- EXERCISE GOAL: How many lines in these records hold the string "Mono"? State only that number.

- INFORMATION GIVEN:
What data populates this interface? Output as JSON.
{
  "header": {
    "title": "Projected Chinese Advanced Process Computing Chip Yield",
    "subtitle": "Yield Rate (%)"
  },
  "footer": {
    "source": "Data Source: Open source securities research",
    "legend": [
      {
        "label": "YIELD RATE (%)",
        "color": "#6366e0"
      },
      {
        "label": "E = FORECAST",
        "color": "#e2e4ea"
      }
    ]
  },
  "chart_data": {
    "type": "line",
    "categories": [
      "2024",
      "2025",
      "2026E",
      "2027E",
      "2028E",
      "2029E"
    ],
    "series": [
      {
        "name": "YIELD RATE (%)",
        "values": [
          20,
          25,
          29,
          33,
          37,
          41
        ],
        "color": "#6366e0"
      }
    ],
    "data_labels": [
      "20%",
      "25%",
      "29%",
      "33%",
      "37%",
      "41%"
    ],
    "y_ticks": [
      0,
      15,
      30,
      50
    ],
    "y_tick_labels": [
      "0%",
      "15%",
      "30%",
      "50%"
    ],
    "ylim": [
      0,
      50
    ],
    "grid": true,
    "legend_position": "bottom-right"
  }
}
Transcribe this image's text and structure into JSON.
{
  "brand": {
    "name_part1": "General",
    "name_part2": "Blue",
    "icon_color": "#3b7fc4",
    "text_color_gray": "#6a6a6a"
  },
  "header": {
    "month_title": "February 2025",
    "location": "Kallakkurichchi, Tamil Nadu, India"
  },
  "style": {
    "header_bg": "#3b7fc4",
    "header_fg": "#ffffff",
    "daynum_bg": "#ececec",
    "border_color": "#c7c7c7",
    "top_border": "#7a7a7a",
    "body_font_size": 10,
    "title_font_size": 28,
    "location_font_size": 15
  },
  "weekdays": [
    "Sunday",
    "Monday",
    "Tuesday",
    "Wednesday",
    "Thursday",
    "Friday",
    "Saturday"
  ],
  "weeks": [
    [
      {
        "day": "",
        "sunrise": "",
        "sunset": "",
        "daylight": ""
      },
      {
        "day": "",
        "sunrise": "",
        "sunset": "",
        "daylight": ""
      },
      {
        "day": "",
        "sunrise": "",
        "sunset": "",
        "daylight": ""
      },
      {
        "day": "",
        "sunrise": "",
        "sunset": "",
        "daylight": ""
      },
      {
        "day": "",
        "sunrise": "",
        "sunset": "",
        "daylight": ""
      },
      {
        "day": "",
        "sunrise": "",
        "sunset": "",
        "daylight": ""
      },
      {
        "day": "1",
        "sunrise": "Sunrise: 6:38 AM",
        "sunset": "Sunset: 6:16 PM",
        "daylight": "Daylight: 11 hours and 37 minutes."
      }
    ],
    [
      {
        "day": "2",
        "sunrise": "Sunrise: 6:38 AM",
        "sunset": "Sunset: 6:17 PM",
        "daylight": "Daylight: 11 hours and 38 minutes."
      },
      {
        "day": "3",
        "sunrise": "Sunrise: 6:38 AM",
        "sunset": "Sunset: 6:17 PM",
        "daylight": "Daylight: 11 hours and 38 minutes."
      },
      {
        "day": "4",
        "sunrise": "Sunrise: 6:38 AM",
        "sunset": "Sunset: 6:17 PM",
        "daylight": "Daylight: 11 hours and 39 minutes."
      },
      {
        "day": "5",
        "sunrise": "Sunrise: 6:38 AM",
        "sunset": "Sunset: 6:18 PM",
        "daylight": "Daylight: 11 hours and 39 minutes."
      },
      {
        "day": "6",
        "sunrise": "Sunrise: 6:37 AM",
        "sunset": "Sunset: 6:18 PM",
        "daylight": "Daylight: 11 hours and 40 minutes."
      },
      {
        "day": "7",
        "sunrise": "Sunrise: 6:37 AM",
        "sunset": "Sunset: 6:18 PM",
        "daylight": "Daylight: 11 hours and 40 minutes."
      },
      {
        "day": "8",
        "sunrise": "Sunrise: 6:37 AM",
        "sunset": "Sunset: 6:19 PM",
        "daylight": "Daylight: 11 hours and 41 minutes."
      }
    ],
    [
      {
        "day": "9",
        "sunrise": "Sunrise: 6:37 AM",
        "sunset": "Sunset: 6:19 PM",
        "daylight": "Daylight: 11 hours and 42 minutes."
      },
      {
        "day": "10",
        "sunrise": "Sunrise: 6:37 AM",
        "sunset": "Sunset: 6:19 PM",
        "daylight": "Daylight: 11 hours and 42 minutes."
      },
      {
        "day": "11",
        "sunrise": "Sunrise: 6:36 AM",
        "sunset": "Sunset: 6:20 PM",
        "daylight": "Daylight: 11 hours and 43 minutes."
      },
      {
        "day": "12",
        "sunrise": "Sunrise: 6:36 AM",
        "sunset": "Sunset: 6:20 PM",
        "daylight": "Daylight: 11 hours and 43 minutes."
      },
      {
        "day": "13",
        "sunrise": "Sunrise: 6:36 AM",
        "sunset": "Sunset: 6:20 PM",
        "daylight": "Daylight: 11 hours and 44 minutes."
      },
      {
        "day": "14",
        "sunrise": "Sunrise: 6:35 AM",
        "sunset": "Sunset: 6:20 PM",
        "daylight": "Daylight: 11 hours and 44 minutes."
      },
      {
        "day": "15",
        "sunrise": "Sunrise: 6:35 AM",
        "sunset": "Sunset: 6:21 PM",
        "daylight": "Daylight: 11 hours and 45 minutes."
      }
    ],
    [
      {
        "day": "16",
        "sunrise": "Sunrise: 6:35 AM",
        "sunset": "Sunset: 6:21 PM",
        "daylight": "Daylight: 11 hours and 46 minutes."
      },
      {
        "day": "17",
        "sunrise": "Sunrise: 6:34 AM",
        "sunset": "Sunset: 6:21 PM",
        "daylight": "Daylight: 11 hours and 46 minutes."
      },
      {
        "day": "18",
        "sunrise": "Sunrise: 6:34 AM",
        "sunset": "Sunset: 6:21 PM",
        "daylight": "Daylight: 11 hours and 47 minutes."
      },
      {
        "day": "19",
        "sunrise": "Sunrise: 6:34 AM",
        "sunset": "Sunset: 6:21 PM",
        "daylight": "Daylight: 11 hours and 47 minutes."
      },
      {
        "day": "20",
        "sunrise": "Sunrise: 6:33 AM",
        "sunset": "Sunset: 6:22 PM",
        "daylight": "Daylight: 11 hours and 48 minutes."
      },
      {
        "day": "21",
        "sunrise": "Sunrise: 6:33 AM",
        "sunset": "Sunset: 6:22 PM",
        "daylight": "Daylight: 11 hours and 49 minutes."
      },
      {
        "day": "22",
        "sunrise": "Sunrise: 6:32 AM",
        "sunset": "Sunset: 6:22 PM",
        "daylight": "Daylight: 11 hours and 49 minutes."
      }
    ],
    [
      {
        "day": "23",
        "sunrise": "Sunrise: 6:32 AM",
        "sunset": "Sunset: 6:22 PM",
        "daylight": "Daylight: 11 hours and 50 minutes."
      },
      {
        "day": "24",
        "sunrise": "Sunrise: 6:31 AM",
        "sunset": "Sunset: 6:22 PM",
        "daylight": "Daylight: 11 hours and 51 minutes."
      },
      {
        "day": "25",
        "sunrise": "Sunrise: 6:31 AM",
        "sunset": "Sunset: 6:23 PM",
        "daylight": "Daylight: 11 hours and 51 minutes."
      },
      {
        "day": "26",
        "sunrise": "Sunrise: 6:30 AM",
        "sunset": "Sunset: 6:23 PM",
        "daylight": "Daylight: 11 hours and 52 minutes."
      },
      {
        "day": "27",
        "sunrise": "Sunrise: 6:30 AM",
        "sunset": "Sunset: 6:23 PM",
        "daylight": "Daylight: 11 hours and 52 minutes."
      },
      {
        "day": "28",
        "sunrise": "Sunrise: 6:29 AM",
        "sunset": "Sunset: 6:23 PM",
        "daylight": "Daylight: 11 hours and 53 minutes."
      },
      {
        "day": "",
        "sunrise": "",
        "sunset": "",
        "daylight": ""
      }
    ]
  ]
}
...
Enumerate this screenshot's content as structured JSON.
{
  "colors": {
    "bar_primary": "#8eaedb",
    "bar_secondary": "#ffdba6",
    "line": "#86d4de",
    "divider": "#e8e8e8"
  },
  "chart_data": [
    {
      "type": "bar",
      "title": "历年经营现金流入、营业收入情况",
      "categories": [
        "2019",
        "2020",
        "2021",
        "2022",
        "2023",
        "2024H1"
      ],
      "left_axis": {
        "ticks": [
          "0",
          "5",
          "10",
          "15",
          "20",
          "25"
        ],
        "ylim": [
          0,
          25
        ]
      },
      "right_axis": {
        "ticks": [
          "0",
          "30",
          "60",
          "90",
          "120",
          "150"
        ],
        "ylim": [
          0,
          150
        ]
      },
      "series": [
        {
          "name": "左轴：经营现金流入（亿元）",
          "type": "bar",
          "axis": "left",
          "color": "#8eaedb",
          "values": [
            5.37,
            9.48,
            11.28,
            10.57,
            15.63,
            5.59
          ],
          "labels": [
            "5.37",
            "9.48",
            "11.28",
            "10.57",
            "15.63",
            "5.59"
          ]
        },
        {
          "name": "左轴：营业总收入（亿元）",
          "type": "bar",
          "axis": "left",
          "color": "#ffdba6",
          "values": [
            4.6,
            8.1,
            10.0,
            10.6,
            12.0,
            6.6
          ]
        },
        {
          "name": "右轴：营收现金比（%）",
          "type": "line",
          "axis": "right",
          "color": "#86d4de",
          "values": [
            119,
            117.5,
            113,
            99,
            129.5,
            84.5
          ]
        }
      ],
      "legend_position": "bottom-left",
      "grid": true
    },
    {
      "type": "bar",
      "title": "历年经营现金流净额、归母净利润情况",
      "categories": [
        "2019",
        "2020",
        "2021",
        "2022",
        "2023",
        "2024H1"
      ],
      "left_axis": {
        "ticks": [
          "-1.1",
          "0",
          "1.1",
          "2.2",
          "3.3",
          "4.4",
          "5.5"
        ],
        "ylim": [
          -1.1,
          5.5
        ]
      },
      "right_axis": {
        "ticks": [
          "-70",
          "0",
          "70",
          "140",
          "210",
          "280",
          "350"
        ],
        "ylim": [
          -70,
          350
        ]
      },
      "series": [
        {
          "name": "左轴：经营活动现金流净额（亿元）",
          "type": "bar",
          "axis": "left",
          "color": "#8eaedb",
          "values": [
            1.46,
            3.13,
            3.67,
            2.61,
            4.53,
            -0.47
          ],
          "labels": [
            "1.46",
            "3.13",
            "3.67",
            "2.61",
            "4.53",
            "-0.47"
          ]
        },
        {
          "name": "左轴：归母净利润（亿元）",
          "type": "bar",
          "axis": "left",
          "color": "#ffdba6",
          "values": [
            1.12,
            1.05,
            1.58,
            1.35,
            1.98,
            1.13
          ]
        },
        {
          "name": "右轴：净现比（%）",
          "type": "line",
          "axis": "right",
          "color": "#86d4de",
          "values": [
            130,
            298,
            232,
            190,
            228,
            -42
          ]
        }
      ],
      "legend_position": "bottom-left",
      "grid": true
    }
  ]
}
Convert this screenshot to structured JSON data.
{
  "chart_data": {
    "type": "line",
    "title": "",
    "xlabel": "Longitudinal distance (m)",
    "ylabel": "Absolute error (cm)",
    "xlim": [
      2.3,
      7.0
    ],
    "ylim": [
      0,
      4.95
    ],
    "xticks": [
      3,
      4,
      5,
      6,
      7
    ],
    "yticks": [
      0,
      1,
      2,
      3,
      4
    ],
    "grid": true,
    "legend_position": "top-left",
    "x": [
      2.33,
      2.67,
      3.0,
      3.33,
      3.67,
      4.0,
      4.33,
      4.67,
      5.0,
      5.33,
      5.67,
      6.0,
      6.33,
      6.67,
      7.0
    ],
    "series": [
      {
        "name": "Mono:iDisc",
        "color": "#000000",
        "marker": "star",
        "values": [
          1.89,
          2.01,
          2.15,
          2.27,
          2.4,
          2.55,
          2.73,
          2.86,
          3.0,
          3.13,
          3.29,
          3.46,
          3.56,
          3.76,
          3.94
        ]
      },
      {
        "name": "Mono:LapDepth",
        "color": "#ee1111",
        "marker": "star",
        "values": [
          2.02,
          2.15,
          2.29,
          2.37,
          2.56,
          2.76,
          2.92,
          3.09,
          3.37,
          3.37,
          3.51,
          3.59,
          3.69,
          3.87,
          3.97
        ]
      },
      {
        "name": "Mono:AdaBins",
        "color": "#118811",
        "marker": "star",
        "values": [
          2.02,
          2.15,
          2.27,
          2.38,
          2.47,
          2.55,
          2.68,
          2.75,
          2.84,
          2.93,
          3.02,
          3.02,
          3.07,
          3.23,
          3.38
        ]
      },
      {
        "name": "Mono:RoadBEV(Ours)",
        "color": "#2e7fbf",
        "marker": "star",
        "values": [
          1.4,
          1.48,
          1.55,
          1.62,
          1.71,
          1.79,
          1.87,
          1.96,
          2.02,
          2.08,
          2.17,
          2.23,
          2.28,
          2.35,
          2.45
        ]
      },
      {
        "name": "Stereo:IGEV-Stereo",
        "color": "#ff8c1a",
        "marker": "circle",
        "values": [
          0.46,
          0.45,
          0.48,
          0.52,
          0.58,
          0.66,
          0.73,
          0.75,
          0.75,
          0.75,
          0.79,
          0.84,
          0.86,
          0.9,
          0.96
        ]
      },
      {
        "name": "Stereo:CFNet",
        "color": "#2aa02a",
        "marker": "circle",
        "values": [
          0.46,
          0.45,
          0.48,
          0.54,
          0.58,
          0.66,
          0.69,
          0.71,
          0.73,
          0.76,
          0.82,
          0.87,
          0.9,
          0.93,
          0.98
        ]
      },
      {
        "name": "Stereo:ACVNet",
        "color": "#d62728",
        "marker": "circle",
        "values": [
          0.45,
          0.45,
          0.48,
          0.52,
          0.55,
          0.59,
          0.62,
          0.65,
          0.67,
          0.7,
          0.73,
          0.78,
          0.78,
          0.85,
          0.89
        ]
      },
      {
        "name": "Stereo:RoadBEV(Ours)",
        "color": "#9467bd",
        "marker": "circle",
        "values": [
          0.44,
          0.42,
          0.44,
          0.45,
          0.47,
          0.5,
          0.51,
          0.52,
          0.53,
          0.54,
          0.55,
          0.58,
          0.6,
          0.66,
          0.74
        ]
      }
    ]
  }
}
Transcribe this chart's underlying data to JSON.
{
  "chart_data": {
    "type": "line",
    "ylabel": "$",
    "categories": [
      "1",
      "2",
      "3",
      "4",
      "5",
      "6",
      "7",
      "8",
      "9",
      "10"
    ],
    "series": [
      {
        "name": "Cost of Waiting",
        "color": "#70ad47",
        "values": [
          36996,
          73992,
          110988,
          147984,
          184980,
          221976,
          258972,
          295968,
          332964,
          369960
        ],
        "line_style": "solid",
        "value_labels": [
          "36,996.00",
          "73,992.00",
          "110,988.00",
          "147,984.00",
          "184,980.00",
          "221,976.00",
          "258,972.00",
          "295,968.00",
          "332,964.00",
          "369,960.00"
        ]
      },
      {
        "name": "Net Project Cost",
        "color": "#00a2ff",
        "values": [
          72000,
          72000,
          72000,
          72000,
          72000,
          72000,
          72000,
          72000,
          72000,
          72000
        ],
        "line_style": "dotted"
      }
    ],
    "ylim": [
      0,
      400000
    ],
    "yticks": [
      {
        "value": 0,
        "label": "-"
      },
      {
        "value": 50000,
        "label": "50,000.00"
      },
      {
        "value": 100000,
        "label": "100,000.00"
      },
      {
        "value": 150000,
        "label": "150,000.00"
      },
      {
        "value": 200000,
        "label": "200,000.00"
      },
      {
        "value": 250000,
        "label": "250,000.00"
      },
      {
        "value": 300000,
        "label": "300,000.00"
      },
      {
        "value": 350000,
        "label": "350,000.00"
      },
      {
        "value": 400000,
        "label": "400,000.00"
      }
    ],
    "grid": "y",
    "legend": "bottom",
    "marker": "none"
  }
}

- EXERCISE OUTPUT: 4